— start of Information supplied —

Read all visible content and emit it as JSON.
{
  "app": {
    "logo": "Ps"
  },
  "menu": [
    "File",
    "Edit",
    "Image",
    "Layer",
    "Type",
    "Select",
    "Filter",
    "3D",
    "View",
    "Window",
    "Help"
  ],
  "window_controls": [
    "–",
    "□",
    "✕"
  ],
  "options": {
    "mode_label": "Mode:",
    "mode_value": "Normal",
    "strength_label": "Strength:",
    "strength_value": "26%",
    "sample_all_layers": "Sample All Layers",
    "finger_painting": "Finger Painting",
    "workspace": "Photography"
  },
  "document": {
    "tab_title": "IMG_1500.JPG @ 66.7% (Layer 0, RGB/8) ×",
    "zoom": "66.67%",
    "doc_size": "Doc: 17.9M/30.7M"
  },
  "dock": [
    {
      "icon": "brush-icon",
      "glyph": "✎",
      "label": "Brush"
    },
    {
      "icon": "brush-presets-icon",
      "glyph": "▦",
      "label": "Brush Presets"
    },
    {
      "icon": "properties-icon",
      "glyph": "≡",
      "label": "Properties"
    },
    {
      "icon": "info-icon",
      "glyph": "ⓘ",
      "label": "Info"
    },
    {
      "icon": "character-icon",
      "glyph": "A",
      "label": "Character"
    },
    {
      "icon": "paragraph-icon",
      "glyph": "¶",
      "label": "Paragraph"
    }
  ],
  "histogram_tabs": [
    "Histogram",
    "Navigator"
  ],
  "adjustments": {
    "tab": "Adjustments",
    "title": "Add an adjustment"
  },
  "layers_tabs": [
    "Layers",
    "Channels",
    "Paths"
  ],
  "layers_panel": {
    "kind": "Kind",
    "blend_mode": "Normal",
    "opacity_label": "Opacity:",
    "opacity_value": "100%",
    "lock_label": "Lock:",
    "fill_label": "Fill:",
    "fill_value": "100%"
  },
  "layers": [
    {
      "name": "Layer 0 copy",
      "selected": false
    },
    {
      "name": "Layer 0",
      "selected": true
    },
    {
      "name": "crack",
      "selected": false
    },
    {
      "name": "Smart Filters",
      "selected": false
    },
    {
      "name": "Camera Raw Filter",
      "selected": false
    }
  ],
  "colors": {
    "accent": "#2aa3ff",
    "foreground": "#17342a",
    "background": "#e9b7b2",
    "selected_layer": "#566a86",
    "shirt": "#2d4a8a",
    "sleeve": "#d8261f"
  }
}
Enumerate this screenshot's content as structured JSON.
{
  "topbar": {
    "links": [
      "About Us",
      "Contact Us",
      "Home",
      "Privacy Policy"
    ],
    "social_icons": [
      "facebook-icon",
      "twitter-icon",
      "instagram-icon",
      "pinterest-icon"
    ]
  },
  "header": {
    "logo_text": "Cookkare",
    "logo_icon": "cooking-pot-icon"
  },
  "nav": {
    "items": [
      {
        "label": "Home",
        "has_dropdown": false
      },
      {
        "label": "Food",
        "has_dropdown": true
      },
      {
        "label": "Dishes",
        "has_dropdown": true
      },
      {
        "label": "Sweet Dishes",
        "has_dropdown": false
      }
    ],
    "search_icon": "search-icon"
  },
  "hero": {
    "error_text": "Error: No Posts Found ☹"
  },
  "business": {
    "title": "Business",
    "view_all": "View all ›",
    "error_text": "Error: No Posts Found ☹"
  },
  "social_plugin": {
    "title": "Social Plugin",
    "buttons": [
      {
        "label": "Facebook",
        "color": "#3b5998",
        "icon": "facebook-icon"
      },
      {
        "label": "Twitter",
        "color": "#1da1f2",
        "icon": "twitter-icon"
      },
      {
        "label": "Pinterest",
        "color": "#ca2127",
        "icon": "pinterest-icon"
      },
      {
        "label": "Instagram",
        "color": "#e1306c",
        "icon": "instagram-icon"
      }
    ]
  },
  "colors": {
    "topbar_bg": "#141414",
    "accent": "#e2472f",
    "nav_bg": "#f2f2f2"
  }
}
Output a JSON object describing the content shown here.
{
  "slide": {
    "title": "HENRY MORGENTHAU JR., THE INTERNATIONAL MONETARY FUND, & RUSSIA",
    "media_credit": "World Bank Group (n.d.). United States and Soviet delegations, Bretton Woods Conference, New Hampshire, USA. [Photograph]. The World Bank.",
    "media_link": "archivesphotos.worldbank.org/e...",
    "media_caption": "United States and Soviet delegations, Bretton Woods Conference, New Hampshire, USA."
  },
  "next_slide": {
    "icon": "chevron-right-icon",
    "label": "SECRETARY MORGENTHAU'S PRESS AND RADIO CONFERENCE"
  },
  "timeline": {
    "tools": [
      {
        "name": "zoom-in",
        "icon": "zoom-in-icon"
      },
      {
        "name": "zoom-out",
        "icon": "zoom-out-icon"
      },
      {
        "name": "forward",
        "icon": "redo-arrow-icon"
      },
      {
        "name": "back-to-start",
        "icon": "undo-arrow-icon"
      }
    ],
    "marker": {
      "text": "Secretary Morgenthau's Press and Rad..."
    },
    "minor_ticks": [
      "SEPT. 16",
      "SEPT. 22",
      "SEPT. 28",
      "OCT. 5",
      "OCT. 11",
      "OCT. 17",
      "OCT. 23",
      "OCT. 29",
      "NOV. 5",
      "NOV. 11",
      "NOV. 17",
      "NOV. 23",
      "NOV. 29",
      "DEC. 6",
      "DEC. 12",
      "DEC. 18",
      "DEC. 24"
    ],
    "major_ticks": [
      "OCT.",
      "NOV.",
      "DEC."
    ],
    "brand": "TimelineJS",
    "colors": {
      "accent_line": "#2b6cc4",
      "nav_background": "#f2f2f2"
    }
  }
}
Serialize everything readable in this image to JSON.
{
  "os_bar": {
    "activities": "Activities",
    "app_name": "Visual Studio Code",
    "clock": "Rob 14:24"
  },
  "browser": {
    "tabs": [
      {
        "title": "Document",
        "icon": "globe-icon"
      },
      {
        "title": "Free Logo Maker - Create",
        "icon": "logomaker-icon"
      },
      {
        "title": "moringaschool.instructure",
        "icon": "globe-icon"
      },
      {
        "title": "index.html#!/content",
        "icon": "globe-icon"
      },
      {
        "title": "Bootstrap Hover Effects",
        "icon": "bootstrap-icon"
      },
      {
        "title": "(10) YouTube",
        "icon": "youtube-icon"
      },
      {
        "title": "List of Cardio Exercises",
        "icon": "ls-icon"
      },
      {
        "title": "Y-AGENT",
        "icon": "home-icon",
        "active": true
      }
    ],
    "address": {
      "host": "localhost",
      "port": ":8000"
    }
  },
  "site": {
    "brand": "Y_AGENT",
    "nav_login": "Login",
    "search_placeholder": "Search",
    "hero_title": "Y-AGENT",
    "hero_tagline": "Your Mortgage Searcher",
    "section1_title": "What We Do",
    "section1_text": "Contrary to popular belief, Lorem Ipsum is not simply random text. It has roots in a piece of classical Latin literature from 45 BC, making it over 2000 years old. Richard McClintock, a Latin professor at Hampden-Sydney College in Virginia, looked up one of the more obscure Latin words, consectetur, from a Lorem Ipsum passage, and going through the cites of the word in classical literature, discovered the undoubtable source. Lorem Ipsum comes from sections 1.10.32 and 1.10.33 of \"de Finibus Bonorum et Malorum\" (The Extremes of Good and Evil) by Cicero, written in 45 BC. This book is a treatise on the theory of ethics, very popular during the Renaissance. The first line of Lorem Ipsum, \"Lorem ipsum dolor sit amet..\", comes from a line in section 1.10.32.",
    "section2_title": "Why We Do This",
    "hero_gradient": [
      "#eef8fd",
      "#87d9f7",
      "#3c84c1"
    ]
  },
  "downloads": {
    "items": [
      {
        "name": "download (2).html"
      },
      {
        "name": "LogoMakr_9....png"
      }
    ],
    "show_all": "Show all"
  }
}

— end of Information supplied —

* [Written problem]: Repeat the whole listing exactly, keeping every line intact.

* [Task result]:
Read all visible content and emit it as JSON.
{
  "app": {
    "logo": "Ps"
  },
  "menu": [
    "File",
    "Edit",
    "Image",
    "Layer",
    "Type",
    "Select",
    "Filter",
    "3D",
    "View",
    "Window",
    "Help"
  ],
  "window_controls": [
    "–",
    "□",
    "✕"
  ],
  "options": {
    "mode_label": "Mode:",
    "mode_value": "Normal",
    "strength_label": "Strength:",
    "strength_value": "26%",
    "sample_all_layers": "Sample All Layers",
    "finger_painting": "Finger Painting",
    "workspace": "Photography"
  },
  "document": {
    "tab_title": "IMG_1500.JPG @ 66.7% (Layer 0, RGB/8) ×",
    "zoom": "66.67%",
    "doc_size": "Doc: 17.9M/30.7M"
  },
  "dock": [
    {
      "icon": "brush-icon",
      "glyph": "✎",
      "label": "Brush"
    },
    {
      "icon": "brush-presets-icon",
      "glyph": "▦",
      "label": "Brush Presets"
    },
    {
      "icon": "properties-icon",
      "glyph": "≡",
      "label": "Properties"
    },
    {
      "icon": "info-icon",
      "glyph": "ⓘ",
      "label": "Info"
    },
    {
      "icon": "character-icon",
      "glyph": "A",
      "label": "Character"
    },
    {
      "icon": "paragraph-icon",
      "glyph": "¶",
      "label": "Paragraph"
    }
  ],
  "histogram_tabs": [
    "Histogram",
    "Navigator"
  ],
  "adjustments": {
    "tab": "Adjustments",
    "title": "Add an adjustment"
  },
  "layers_tabs": [
    "Layers",
    "Channels",
    "Paths"
  ],
  "layers_panel": {
    "kind": "Kind",
    "blend_mode": "Normal",
    "opacity_label": "Opacity:",
    "opacity_value": "100%",
    "lock_label": "Lock:",
    "fill_label": "Fill:",
    "fill_value": "100%"
  },
  "layers": [
    {
      "name": "Layer 0 copy",
      "selected": false
    },
    {
      "name": "Layer 0",
      "selected": true
    },
    {
      "name": "crack",
      "selected": false
    },
    {
      "name": "Smart Filters",
      "selected": false
    },
    {
      "name": "Camera Raw Filter",
      "selected": false
    }
  ],
  "colors": {
    "accent": "#2aa3ff",
    "foreground": "#17342a",
    "background": "#e9b7b2",
    "selected_layer": "#566a86",
    "shirt": "#2d4a8a",
    "sleeve": "#d8261f"
  }
}
Enumerate this screenshot's content as structured JSON.
{
  "topbar": {
    "links": [
      "About Us",
      "Contact Us",
      "Home",
      "Privacy Policy"
    ],
    "social_icons": [
      "facebook-icon",
      "twitter-icon",
      "instagram-icon",
      "pinterest-icon"
    ]
  },
  "header": {
    "logo_text": "Cookkare",
    "logo_icon": "cooking-pot-icon"
  },
  "nav": {
    "items": [
      {
        "label": "Home",
        "has_dropdown": false
      },
      {
        "label": "Food",
        "has_dropdown": true
      },
      {
        "label": "Dishes",
        "has_dropdown": true
      },
      {
        "label": "Sweet Dishes",
        "has_dropdown": false
      }
    ],
    "search_icon": "search-icon"
  },
  "hero": {
    "error_text": "Error: No Posts Found ☹"
  },
  "business": {
    "title": "Business",
    "view_all": "View all ›",
    "error_text": "Error: No Posts Found ☹"
  },
  "social_plugin": {
    "title": "Social Plugin",
    "buttons": [
      {
        "label": "Facebook",
        "color": "#3b5998",
        "icon": "facebook-icon"
      },
      {
        "label": "Twitter",
        "color": "#1da1f2",
        "icon": "twitter-icon"
      },
      {
        "label": "Pinterest",
        "color": "#ca2127",
        "icon": "pinterest-icon"
      },
      {
        "label": "Instagram",
        "color": "#e1306c",
        "icon": "instagram-icon"
      }
    ]
  },
  "colors": {
    "topbar_bg": "#141414",
    "accent": "#e2472f",
    "nav_bg": "#f2f2f2"
  }
}
Output a JSON object describing the content shown here.
{
  "slide": {
    "title": "HENRY MORGENTHAU JR., THE INTERNATIONAL MONETARY FUND, & RUSSIA",
    "media_credit": "World Bank Group (n.d.). United States and Soviet delegations, Bretton Woods Conference, New Hampshire, USA. [Photograph]. The World Bank.",
    "media_link": "archivesphotos.worldbank.org/e...",
    "media_caption": "United States and Soviet delegations, Bretton Woods Conference, New Hampshire, USA."
  },
  "next_slide": {
    "icon": "chevron-right-icon",
    "label": "SECRETARY MORGENTHAU'S PRESS AND RADIO CONFERENCE"
  },
  "timeline": {
    "tools": [
      {
        "name": "zoom-in",
        "icon": "zoom-in-icon"
      },
      {
        "name": "zoom-out",
        "icon": "zoom-out-icon"
      },
      {
        "name": "forward",
        "icon": "redo-arrow-icon"
      },
      {
        "name": "back-to-start",
        "icon": "undo-arrow-icon"
      }
    ],
    "marker": {
      "text": "Secretary Morgenthau's Press and Rad..."
    },
    "minor_ticks": [
      "SEPT. 16",
      "SEPT. 22",
      "SEPT. 28",
      "OCT. 5",
      "OCT. 11",
      "OCT. 17",
      "OCT. 23",
      "OCT. 29",
      "NOV. 5",
      "NOV. 11",
      "NOV. 17",
      "NOV. 23",
      "NOV. 29",
      "DEC. 6",
      "DEC. 12",
      "DEC. 18",
      "DEC. 24"
    ],
    "major_ticks": [
      "OCT.",
      "NOV.",
      "DEC."
    ],
    "brand": "TimelineJS",
    "colors": {
      "accent_line": "#2b6cc4",
      "nav_background": "#f2f2f2"
    }
  }
}
Serialize everything readable in this image to JSON.
{
  "os_bar": {
    "activities": "Activities",
    "app_name": "Visual Studio Code",
    "clock": "Rob 14:24"
  },
  "browser": {
    "tabs": [
      {
        "title": "Document",
        "icon": "globe-icon"
      },
      {
        "title": "Free Logo Maker - Create",
        "icon": "logomaker-icon"
      },
      {
        "title": "moringaschool.instructure",
        "icon": "globe-icon"
      },
      {
        "title": "index.html#!/content",
        "icon": "globe-icon"
      },
      {
        "title": "Bootstrap Hover Effects",
        "icon": "bootstrap-icon"
      },
      {
        "title": "(10) YouTube",
        "icon": "youtube-icon"
      },
      {
        "title": "List of Cardio Exercises",
        "icon": "ls-icon"
      },
      {
        "title": "Y-AGENT",
        "icon": "home-icon",
        "active": true
      }
    ],
    "address": {
      "host": "localhost",
      "port": ":8000"
    }
  },
  "site": {
    "brand": "Y_AGENT",
    "nav_login": "Login",
    "search_placeholder": "Search",
    "hero_title": "Y-AGENT",
    "hero_tagline": "Your Mortgage Searcher",
    "section1_title": "What We Do",
    "section1_text": "Contrary to popular belief, Lorem Ipsum is not simply random text. It has roots in a piece of classical Latin literature from 45 BC, making it over 2000 years old. Richard McClintock, a Latin professor at Hampden-Sydney College in Virginia, looked up one of the more obscure Latin words, consectetur, from a Lorem Ipsum passage, and going through the cites of the word in classical literature, discovered the undoubtable source. Lorem Ipsum comes from sections 1.10.32 and 1.10.33 of \"de Finibus Bonorum et Malorum\" (The Extremes of Good and Evil) by Cicero, written in 45 BC. This book is a treatise on the theory of ethics, very popular during the Renaissance. The first line of Lorem Ipsum, \"Lorem ipsum dolor sit amet..\", comes from a line in section 1.10.32.",
    "section2_title": "Why We Do This",
    "hero_gradient": [
      "#eef8fd",
      "#87d9f7",
      "#3c84c1"
    ]
  },
  "downloads": {
    "items": [
      {
        "name": "download (2).html"
      },
      {
        "name": "LogoMakr_9....png"
      }
    ],
    "show_all": "Show all"
  }
}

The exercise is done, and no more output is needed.